Brief
Everything in the data should be repeated exactly, save for the images.
--- Start of Input data ---
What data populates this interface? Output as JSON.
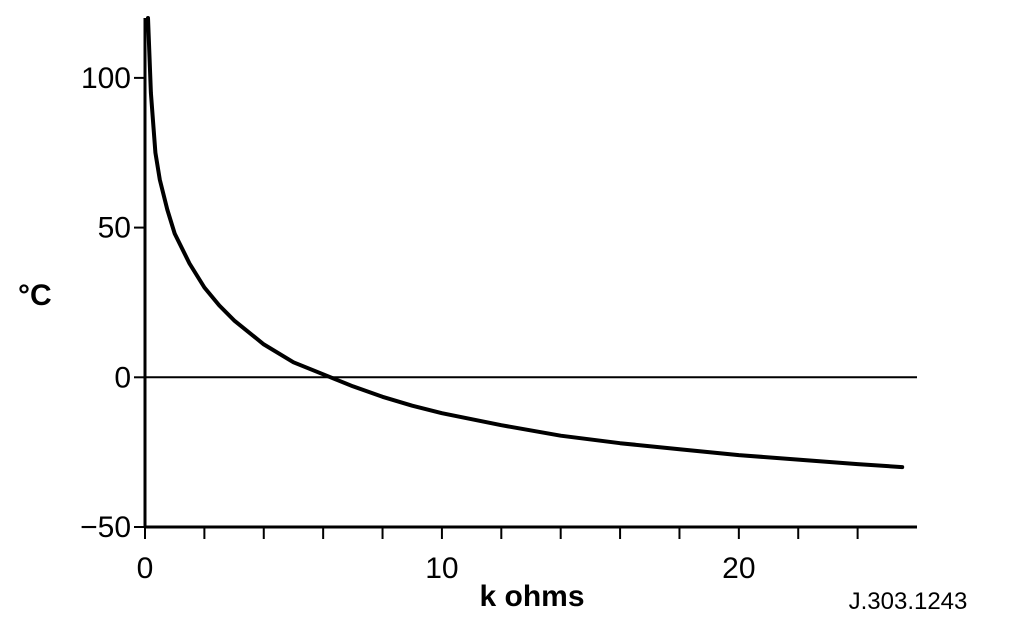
{
  "chart_data": {
    "type": "line",
    "title": "",
    "xlabel": "k ohms",
    "ylabel": "°C",
    "figure_code": "J.303.1243",
    "xlim": [
      0,
      26
    ],
    "ylim": [
      -50,
      120
    ],
    "x_ticks": [
      0,
      10,
      20
    ],
    "y_ticks": [
      -50,
      0,
      50,
      100
    ],
    "x_minor_ticks": [
      2,
      4,
      6,
      8,
      12,
      14,
      16,
      18,
      22,
      24
    ],
    "grid": false,
    "reference_line_y": 0,
    "series": [
      {
        "x": [
          0.1,
          0.2,
          0.35,
          0.5,
          0.75,
          1,
          1.5,
          2,
          2.5,
          3,
          4,
          5,
          6,
          6.5,
          7,
          8,
          9,
          10,
          12,
          14,
          16,
          18,
          20,
          22,
          24,
          25.5
        ],
        "values": [
          120,
          95,
          75,
          66,
          56,
          48,
          38,
          30,
          24,
          19,
          11,
          5,
          1,
          -1,
          -3,
          -6.5,
          -9.5,
          -12,
          -16,
          -19.5,
          -22,
          -24,
          -26,
          -27.5,
          -29,
          -30
        ]
      }
    ]
  }
}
--- End of Input data ---
Answer for this exercise
What data populates this interface? Output as JSON.
{
  "chart_data": {
    "type": "line",
    "title": "",
    "xlabel": "k ohms",
    "ylabel": "°C",
    "figure_code": "J.303.1243",
    "xlim": [
      0,
      26
    ],
    "ylim": [
      -50,
      120
    ],
    "x_ticks": [
      0,
      10,
      20
    ],
    "y_ticks": [
      -50,
      0,
      50,
      100
    ],
    "x_minor_ticks": [
      2,
      4,
      6,
      8,
      12,
      14,
      16,
      18,
      22,
      24
    ],
    "grid": false,
    "reference_line_y": 0,
    "series": [
      {
        "x": [
          0.1,
          0.2,
          0.35,
          0.5,
          0.75,
          1,
          1.5,
          2,
          2.5,
          3,
          4,
          5,
          6,
          6.5,
          7,
          8,
          9,
          10,
          12,
          14,
          16,
          18,
          20,
          22,
          24,
          25.5
        ],
        "values": [
          120,
          95,
          75,
          66,
          56,
          48,
          38,
          30,
          24,
          19,
          11,
          5,
          1,
          -1,
          -3,
          -6.5,
          -9.5,
          -12,
          -16,
          -19.5,
          -22,
          -24,
          -26,
          -27.5,
          -29,
          -30
        ]
      }
    ]
  }
}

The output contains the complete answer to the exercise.